***** Material provided
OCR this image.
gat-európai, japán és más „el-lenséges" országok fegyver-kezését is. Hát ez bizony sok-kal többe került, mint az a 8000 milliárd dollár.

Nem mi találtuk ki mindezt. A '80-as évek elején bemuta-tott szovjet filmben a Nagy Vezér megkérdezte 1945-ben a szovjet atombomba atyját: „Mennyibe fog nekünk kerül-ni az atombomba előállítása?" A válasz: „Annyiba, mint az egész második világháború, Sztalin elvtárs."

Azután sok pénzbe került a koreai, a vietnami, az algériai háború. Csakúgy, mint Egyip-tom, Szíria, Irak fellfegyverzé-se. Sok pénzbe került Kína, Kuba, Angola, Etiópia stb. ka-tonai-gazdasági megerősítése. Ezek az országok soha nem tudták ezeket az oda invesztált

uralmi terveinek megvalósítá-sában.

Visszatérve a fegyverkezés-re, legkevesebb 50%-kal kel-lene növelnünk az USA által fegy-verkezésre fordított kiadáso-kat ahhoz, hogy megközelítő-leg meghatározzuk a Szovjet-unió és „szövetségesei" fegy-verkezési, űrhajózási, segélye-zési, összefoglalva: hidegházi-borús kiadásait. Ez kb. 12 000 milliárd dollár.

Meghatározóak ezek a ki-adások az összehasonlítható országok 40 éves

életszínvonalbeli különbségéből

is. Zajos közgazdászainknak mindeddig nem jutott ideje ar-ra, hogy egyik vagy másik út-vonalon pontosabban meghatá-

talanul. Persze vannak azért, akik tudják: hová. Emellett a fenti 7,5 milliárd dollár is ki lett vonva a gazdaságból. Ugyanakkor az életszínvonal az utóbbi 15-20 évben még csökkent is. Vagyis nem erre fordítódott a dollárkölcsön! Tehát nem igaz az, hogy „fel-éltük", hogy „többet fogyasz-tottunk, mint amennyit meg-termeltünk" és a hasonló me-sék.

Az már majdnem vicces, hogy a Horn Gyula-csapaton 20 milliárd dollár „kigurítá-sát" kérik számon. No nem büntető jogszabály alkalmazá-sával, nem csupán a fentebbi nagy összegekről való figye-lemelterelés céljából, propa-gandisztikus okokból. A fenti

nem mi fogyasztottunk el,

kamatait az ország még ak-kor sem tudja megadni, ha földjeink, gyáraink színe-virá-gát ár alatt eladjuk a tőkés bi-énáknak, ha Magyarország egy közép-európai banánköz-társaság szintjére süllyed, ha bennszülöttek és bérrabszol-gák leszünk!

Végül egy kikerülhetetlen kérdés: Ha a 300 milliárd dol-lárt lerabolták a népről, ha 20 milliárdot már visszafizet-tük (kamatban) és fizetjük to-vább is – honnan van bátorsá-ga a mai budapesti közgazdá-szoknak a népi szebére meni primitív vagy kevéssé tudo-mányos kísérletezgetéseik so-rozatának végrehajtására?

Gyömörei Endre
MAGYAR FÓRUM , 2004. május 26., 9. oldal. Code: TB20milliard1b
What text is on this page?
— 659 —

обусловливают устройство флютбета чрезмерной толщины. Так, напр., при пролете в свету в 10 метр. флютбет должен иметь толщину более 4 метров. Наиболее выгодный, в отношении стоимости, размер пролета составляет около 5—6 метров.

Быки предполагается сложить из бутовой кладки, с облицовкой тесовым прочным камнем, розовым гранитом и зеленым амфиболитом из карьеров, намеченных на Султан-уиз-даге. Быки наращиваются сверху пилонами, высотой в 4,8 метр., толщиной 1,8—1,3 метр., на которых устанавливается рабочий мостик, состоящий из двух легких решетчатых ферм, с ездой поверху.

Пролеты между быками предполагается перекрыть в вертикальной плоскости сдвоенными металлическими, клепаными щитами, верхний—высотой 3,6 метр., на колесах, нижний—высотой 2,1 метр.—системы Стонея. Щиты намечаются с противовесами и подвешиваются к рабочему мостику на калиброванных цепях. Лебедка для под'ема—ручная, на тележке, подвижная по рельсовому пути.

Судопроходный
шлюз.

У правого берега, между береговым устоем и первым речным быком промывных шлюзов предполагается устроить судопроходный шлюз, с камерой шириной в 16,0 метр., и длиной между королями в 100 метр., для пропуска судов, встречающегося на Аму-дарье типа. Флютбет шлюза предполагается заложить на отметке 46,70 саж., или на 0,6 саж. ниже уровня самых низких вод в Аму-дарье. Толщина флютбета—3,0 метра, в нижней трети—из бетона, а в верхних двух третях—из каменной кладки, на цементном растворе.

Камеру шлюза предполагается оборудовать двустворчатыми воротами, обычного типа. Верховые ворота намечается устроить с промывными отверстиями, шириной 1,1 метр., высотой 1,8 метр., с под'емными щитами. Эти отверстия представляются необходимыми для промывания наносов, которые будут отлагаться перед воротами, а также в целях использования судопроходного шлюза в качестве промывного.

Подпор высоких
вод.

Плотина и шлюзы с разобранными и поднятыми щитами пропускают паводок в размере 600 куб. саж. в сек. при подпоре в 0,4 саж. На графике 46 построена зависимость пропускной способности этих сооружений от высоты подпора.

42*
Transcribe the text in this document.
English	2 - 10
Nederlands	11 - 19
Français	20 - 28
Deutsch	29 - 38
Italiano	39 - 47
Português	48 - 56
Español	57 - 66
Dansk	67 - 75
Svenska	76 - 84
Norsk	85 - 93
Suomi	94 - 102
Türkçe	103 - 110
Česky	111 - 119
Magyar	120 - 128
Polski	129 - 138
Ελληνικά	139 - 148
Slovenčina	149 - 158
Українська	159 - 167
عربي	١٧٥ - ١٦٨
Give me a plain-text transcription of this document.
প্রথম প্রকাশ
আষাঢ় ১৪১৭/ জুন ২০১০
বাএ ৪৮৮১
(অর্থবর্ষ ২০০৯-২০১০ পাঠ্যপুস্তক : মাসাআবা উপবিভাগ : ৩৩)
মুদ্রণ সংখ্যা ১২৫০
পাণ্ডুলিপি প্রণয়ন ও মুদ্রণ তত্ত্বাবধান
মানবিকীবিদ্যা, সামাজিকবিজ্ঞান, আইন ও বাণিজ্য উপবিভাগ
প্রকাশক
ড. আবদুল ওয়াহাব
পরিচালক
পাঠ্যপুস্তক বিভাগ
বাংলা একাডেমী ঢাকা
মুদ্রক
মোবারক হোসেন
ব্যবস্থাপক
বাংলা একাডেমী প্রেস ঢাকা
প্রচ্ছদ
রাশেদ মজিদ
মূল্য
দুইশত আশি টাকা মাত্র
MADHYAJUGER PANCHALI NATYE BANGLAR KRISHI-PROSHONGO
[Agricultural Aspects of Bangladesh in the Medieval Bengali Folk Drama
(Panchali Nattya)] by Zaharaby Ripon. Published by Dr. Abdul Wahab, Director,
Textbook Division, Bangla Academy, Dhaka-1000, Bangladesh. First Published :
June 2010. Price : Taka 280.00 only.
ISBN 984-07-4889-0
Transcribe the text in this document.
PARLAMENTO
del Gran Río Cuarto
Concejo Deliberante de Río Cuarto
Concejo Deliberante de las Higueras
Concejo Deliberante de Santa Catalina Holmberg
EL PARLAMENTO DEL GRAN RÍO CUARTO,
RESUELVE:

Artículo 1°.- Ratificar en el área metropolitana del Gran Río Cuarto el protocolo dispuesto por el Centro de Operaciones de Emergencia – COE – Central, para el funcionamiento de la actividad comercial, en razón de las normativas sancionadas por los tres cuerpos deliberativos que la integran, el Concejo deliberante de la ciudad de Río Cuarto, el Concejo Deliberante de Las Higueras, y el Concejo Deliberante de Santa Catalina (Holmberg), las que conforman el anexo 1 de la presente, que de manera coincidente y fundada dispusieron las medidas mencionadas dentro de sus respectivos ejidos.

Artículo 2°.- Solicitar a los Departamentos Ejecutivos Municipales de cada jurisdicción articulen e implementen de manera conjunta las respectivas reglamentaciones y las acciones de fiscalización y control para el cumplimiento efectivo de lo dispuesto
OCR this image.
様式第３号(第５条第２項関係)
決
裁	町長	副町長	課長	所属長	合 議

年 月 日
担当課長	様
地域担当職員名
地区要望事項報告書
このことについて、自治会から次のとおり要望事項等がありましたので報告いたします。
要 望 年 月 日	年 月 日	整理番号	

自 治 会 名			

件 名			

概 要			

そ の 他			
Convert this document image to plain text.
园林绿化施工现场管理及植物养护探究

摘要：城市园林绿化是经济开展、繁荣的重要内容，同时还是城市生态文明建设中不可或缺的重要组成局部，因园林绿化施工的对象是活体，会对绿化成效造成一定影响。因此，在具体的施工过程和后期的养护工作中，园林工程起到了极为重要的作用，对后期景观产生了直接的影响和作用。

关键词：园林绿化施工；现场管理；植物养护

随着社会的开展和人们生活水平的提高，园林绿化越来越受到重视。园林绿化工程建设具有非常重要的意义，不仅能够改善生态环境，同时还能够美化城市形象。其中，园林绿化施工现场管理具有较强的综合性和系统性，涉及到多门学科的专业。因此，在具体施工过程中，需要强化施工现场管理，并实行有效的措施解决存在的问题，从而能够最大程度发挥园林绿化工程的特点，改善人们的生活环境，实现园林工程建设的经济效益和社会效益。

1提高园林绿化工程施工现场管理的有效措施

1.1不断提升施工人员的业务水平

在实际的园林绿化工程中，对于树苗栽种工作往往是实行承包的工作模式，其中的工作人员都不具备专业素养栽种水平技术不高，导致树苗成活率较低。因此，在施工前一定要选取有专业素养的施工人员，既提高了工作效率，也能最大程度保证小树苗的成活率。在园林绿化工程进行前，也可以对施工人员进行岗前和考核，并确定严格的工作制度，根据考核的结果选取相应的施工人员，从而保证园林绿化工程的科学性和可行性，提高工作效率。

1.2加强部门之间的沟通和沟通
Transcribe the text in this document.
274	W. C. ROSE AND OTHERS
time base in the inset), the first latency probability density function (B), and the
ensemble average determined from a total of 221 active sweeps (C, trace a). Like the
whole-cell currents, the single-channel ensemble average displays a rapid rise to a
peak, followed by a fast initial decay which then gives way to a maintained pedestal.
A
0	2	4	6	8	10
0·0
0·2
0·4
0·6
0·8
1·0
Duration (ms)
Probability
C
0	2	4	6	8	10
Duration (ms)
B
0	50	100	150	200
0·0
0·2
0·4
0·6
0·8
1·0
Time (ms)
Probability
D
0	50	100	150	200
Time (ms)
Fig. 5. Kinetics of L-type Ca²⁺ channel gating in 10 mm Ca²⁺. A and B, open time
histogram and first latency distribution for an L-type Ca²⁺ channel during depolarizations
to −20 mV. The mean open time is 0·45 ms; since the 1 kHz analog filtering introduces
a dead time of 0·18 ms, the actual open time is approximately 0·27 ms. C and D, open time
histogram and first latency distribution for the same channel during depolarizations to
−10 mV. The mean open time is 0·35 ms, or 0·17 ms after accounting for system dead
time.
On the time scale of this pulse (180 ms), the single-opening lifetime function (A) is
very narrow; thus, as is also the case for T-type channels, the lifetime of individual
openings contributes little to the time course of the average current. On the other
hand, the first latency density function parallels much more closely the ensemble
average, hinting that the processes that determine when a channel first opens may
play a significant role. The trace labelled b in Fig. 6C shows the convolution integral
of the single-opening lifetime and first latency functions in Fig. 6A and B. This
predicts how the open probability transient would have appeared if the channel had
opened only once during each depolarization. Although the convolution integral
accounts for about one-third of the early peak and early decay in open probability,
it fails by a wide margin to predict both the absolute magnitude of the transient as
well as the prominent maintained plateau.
**********
■ **Problem**: Which lines above hold the word "mean"? Copy each of them.

■ **Worked solution**:
to −20 mV. The mean open time is 0·45 ms; since the 1 kHz analog filtering introduces
−10 mV. The mean open time is 0·35 ms, or 0·17 ms after accounting for system dead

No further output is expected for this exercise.